**Task brief**. Transcribe the tail of the listing: start at the line containing "What data populates" and stop after the last line, keeping every character as is and adding nothing.

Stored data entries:
* Start *
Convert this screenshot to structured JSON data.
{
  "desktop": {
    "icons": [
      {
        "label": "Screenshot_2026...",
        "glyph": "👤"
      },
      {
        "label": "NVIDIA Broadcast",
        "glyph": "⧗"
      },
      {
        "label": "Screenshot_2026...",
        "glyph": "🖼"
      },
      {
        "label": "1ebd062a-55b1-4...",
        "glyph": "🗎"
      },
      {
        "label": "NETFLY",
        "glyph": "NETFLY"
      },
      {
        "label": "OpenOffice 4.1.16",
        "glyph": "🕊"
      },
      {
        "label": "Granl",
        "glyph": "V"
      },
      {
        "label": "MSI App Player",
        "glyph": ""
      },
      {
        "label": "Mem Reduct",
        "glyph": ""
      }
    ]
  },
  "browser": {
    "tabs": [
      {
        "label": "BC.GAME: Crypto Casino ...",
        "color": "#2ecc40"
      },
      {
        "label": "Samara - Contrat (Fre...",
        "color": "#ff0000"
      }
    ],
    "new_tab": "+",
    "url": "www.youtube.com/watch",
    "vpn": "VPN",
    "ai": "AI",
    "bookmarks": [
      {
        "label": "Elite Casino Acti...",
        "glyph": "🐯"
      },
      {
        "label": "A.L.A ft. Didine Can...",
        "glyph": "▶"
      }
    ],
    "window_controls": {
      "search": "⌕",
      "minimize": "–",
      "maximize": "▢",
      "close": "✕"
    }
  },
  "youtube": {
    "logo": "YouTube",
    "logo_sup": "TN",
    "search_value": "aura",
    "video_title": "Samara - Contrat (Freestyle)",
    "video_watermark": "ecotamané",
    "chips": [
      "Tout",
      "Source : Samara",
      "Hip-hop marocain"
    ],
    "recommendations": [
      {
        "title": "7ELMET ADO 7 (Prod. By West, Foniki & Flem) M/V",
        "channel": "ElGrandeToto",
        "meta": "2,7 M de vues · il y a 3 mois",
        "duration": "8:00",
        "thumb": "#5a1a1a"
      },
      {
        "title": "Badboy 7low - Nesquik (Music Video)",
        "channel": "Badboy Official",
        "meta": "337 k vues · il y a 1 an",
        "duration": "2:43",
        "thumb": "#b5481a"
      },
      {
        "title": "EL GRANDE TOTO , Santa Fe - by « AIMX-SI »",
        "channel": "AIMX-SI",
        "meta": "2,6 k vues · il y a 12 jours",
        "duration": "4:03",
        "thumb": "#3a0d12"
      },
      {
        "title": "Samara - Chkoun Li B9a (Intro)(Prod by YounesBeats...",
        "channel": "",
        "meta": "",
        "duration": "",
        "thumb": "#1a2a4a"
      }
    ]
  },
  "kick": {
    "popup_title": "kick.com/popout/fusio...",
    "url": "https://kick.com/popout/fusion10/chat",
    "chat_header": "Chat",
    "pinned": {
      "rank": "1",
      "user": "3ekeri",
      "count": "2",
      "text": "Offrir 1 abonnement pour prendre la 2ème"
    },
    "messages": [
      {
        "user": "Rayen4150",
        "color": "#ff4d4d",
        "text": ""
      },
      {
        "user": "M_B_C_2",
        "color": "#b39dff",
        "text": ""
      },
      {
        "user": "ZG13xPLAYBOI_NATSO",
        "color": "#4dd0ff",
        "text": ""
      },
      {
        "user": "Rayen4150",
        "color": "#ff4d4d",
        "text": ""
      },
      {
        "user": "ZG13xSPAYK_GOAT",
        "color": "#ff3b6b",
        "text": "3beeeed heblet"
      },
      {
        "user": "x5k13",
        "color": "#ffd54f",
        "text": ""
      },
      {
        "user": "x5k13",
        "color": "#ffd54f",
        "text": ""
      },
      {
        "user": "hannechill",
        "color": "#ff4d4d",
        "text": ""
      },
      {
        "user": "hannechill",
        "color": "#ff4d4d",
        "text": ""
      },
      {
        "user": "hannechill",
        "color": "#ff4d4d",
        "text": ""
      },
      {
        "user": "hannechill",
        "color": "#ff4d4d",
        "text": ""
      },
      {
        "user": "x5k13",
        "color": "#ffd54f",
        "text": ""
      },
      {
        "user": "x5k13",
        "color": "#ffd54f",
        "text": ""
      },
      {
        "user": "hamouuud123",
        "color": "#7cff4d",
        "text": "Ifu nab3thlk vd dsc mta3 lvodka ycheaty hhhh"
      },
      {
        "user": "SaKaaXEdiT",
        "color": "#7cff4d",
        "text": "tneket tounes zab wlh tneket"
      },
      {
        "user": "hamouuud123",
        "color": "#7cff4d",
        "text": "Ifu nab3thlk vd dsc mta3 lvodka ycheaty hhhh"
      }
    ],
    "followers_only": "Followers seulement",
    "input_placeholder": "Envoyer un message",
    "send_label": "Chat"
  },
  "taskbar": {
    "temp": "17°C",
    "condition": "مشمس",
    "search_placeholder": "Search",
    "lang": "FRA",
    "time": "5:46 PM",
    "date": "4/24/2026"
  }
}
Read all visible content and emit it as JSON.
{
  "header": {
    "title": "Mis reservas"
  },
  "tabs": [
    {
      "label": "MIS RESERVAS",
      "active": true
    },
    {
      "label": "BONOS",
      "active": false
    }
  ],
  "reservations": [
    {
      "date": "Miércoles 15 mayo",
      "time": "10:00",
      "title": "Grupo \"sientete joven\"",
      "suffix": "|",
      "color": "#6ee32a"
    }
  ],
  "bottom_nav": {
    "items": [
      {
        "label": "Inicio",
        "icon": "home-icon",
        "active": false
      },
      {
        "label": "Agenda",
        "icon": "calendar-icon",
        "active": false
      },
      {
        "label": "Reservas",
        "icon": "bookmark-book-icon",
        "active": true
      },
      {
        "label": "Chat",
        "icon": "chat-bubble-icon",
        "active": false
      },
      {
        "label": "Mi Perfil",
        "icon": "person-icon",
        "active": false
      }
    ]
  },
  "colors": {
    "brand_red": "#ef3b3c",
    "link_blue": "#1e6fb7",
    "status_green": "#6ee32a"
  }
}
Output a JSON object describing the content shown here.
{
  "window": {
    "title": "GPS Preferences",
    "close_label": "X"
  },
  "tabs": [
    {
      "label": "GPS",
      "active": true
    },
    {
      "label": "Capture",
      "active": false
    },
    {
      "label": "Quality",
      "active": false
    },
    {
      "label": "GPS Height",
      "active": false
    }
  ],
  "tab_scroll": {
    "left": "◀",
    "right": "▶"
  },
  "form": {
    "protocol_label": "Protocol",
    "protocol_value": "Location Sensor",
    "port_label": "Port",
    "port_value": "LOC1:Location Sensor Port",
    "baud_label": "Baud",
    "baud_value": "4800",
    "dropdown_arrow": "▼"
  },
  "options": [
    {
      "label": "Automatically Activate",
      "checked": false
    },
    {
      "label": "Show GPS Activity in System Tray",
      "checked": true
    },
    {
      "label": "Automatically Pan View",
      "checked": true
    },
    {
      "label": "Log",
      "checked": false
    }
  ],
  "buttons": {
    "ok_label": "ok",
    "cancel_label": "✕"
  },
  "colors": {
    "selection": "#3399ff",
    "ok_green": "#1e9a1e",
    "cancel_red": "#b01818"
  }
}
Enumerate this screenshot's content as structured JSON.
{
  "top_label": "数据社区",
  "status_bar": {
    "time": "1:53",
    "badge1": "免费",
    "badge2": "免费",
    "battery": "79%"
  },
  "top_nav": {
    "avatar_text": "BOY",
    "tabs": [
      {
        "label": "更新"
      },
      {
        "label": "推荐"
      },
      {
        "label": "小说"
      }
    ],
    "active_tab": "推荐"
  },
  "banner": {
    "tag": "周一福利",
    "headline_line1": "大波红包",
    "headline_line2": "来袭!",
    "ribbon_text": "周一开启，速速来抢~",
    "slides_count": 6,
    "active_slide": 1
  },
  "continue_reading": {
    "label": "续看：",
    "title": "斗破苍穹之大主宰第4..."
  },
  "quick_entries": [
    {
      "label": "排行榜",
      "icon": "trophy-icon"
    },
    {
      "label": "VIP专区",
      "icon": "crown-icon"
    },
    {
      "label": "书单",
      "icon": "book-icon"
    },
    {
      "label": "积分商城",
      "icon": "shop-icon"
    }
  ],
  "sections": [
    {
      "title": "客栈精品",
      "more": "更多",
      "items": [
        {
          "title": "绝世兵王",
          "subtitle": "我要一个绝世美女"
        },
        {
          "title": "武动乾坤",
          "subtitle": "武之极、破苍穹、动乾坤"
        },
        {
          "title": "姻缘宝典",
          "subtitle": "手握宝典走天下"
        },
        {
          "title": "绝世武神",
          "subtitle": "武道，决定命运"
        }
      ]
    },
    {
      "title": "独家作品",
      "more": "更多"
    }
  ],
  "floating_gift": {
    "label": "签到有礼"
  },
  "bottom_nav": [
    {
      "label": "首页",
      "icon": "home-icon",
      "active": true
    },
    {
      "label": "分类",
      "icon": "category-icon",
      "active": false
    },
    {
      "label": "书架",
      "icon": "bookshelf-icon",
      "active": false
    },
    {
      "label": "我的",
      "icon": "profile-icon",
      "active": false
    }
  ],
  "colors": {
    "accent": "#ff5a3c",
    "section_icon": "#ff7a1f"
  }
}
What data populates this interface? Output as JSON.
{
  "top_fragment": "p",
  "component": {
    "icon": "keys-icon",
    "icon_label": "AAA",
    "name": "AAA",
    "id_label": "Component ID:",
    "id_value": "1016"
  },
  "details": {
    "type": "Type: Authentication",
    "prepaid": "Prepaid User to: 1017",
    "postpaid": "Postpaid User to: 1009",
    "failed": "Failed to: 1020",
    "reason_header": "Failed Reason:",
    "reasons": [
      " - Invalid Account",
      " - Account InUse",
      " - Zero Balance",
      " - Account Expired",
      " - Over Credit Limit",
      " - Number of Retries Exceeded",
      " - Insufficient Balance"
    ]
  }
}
* End *
**Written answer**.
What data populates this interface? Output as JSON.
{
  "top_fragment": "p",
  "component": {
    "icon": "keys-icon",
    "icon_label": "AAA",
    "name": "AAA",
    "id_label": "Component ID:",
    "id_value": "1016"
  },
  "details": {
    "type": "Type: Authentication",
    "prepaid": "Prepaid User to: 1017",
    "postpaid": "Postpaid User to: 1009",
    "failed": "Failed to: 1020",
    "reason_header": "Failed Reason:",
    "reasons": [
      " - Invalid Account",
      " - Account InUse",
      " - Zero Balance",
      " - Account Expired",
      " - Over Credit Limit",
      " - Number of Retries Exceeded",
      " - Insufficient Balance"
    ]
  }
}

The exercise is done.